[begin Selected passage]

(Artwork care of Karen Ramsay (www.karenramsay.com), profile photo care of brianlackeyphotography.com)

Thursday, April 10, 2014

Concert review - ...And You Will Know Us By The Trail Of Dead, with La Femme, Silver Snakes, and Git Some

3 April 2014 (Summit Music Hall, Denver CO)

Good intentions and all of that... I wanted to make it down to Denver in time to catch all of the acts, but I ran quite late, arriving just in time to catch La Femme's extended soundcheck. I was disappointed to miss Silver Snakes and Git Some, but I wasn't alone; most of crowd showed up sometime during La Femme's frantic set..

032 La Femme
It seemed to take a long time for La Femme to get their monitors and mics correctly set up, but that gave us plenty of time to take in the band members and appreciate each one's unique style, from pseudo-vaquero panache to metrosexual boxer chic. Think Adam Ant, but organized by an ADHD costumer. But the random mix of looks was central to band's artistic sense of theatre: it's not a show unless it's a spectacle. It didn't matter, though, whether the band's appearance aligned because they played in such close formation.

031 La Femme
Back in 2010, I reviewed La Femme's EP, Le Podium # 1, appreciating the way they grafted surf guitar tonality onto new wave. Over the last several years, they've honed that style, pulling in punk and synth pop influences. The blend of reverbed surf twang and synth textures -- call it noir wave -- occasionally recalled bands like The Cure, but generally La Femme was in a class all their own. The dark energy was great and, although almost all the lyrics were in French, everyone could appreciate the side trips into Krautrock trippiness and Velvet Underground psychedelic drone.

011 La Femme
The music worked, but the band's visuals were even better. The front edge of the stage was fenced with keyboards, with only the guitarist going without. His consolation prize accessory was a wonderfully retro theremin. They engaged the audience with stylized dance moves and ironic poses. Frontman Marlon Magnée was chaotically charismatic, whether offering a campy come-ons
to the crowd or sexually assaulting his keyboard. It was crazy fun, but also a little bewildering for some in the audience. Afterwards, I heard someone asking, "What the hell was that?"

024 La Femme
By the time their set ended in a trainwreck celebration of noise and dancing, they had played enough punk thrash to lay the groundwork for Trail of Dead’s set.

[end Selected passage]
[begin Material provided]

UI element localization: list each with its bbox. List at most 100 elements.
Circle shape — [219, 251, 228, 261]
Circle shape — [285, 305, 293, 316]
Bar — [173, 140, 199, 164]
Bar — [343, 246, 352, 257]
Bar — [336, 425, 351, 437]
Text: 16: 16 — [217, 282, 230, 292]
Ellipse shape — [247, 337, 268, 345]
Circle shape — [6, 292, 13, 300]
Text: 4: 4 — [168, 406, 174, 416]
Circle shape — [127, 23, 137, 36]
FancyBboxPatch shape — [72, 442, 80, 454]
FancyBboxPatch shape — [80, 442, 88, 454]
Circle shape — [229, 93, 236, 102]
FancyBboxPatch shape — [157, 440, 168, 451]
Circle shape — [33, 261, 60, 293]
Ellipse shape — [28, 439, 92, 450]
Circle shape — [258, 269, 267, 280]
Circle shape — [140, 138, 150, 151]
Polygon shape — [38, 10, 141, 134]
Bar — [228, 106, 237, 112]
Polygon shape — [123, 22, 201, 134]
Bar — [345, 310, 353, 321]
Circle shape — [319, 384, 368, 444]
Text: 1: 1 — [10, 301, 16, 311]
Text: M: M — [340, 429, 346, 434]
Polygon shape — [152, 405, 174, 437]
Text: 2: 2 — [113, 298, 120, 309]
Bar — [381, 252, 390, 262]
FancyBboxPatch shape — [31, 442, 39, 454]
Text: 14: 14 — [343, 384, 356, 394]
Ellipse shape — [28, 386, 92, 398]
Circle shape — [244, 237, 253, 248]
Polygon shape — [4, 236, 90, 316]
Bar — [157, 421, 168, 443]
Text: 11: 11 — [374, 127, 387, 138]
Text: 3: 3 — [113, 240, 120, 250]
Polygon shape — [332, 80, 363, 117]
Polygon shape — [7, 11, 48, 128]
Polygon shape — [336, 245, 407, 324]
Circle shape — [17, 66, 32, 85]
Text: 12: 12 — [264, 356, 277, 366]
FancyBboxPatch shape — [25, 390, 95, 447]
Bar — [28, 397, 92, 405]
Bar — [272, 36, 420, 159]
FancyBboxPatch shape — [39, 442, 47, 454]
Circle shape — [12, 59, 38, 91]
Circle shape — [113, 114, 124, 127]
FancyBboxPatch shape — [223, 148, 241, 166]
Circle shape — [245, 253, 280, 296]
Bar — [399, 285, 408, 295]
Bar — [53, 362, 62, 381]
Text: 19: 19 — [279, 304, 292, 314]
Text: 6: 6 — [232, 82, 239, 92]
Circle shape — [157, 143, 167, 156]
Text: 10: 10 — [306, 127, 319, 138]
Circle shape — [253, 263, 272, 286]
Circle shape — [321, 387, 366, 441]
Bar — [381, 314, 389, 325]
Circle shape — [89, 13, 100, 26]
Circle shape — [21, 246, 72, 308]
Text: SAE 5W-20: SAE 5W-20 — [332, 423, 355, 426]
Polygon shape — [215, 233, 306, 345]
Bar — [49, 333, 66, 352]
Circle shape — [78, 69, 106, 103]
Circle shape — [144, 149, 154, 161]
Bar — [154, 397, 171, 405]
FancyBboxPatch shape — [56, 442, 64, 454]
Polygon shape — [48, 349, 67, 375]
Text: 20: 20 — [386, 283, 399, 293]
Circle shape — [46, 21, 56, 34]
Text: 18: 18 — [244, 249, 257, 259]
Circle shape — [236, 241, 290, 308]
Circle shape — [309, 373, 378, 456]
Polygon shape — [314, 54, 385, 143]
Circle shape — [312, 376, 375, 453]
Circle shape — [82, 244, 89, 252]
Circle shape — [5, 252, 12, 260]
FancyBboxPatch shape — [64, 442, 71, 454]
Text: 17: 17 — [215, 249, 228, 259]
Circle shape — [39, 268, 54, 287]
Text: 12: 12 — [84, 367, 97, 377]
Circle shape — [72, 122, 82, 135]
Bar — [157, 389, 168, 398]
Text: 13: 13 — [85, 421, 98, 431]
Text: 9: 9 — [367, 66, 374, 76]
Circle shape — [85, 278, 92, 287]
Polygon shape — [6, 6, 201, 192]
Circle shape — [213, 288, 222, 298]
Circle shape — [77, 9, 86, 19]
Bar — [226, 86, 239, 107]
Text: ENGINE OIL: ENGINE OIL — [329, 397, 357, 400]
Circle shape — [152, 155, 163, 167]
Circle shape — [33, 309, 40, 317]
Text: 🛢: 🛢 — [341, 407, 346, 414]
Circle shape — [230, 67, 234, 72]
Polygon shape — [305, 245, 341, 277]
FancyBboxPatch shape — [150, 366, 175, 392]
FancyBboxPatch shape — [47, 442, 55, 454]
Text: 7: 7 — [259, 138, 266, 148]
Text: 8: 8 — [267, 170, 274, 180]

[end Material provided]

Set problem 1 => Duplicate the concert review word for word from "032 La Femme" to "such close formation.".
Set problem 2 => Go on with the concert review from where it stops.

Task output 1 =>
032 La Femme
It seemed to take a long time for La Femme to get their monitors and mics correctly set up, but that gave us plenty of time to take in the band members and appreciate each one's unique style, from pseudo-vaquero panache to metrosexual boxer chic. Think Adam Ant, but organized by an ADHD costumer. But the random mix of looks was central to band's artistic sense of theatre: it's not a show unless it's a spectacle. It didn't matter, though, whether the band's appearance aligned because they played in such close formation.

Task output 2 =>
092 Trail of Dead
Contradictions are at the heart of what powers …And You Will Know Us By The Trail Of Dead. They ambitiously create rich, concept-heavy post-rock albums that are executed with raw punk rock intensity. Their music spans from fragile, wispy psychedelic patterns to peaks of roaring chaos. But the biggest contrast is between the serious, focused tone they find in the studio and the unfiltered range of emotions they bring to the stage. This tour is all the more intriguing because it’s a brief pause before resuming work on a new album that’s scheduled for later this year. With their most recent release being 2012’s Lost Songs, they may have thought it would be hard to motivate a good turn out, so this tour reaches back to what is regarded as the band’s breakout album, Source Tags & Codes.

099 Trail of Dead
After La Femme's wild finale, it didn't take long for roadies to clear their equipment and power up Trail of Dead’s gear. So, after this brief break, the band came out and launched immediately into “It Was There That I Saw You”. The opening vamp passed quickly and they soared into the driving swirl of the song. The dynamics of the album version were preserved, but the band was wired and pounded through the tunes. Conrad Keely seemed to swap out guitars for almost every song and Jason Reece often traded instruments with Jamie Miller, but these transitions never slowed the flow of their performance.

078 Trail of Dead
Even stripped of their studio production nuances – like the ambient crowd sound and free jazz noodling at the end of “Baudelaire” – the tunes lost none of their power or presence. Trail of Dead nailed the punk foundations of the songs and made them as cathartic and moving as ever.

089 Trail of Dead
It was clear that the crowd was intimately familiar with Source Tags & Codes, sometimes feeling torn between singing along and surrendering to the visceral punch of the music. For all the meaning that we imbued these songs with, Keely and Reece were even more invested. They played like they were tapping into their younger selves with the hindsight of all the changes they had seen. The personnel shifts and bulkier configurations of the past seemed to melt away and this four piece group channeled the epic scope of that earlier incarnation. Like guitarist/drummer Miller, bass player Autry Fulbright II has only been with Trail of Dead for three years, but his charismatic presence was a strong part of the stage chemistry. Both men seemed just as committed to these songs as Keely and Reece.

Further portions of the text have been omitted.